→ **Brief**
Reproduce every line of the listing as written, apart from the pictures.

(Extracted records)
——
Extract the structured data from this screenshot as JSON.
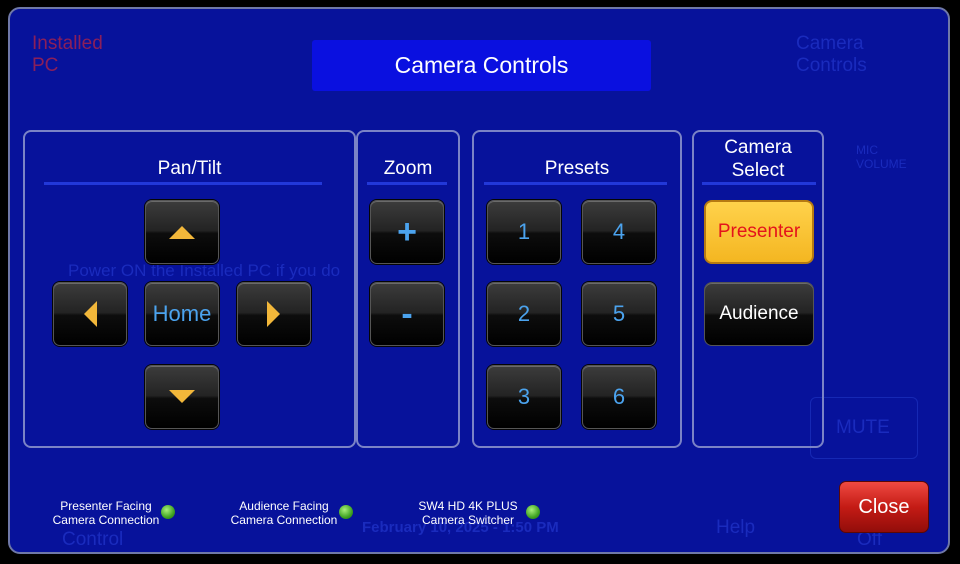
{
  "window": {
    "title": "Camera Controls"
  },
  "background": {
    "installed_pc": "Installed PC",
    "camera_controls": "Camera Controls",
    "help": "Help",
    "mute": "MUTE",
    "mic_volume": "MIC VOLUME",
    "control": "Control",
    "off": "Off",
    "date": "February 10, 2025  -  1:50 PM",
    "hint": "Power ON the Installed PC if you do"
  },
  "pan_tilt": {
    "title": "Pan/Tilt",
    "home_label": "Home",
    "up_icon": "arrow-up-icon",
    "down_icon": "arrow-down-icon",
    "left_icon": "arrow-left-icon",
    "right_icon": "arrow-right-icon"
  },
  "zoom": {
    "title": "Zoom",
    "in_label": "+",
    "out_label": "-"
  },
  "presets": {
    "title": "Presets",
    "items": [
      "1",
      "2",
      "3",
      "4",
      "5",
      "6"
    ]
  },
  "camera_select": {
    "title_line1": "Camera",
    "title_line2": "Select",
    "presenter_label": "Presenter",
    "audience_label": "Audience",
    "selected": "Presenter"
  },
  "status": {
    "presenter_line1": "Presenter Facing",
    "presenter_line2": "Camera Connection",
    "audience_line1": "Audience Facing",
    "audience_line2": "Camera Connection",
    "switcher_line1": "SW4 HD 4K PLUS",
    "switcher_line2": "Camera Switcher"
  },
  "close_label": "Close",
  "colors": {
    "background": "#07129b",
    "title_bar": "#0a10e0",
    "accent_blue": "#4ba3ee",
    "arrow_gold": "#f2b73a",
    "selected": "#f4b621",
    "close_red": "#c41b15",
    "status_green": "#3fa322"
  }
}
——
→ **Correct output**
Extract the structured data from this screenshot as JSON.
{
  "window": {
    "title": "Camera Controls"
  },
  "background": {
    "installed_pc": "Installed PC",
    "camera_controls": "Camera Controls",
    "help": "Help",
    "mute": "MUTE",
    "mic_volume": "MIC VOLUME",
    "control": "Control",
    "off": "Off",
    "date": "February 10, 2025  -  1:50 PM",
    "hint": "Power ON the Installed PC if you do"
  },
  "pan_tilt": {
    "title": "Pan/Tilt",
    "home_label": "Home",
    "up_icon": "arrow-up-icon",
    "down_icon": "arrow-down-icon",
    "left_icon": "arrow-left-icon",
    "right_icon": "arrow-right-icon"
  },
  "zoom": {
    "title": "Zoom",
    "in_label": "+",
    "out_label": "-"
  },
  "presets": {
    "title": "Presets",
    "items": [
      "1",
      "2",
      "3",
      "4",
      "5",
      "6"
    ]
  },
  "camera_select": {
    "title_line1": "Camera",
    "title_line2": "Select",
    "presenter_label": "Presenter",
    "audience_label": "Audience",
    "selected": "Presenter"
  },
  "status": {
    "presenter_line1": "Presenter Facing",
    "presenter_line2": "Camera Connection",
    "audience_line1": "Audience Facing",
    "audience_line2": "Camera Connection",
    "switcher_line1": "SW4 HD 4K PLUS",
    "switcher_line2": "Camera Switcher"
  },
  "close_label": "Close",
  "colors": {
    "background": "#07129b",
    "title_bar": "#0a10e0",
    "accent_blue": "#4ba3ee",
    "arrow_gold": "#f2b73a",
    "selected": "#f4b621",
    "close_red": "#c41b15",
    "status_green": "#3fa322"
  }
}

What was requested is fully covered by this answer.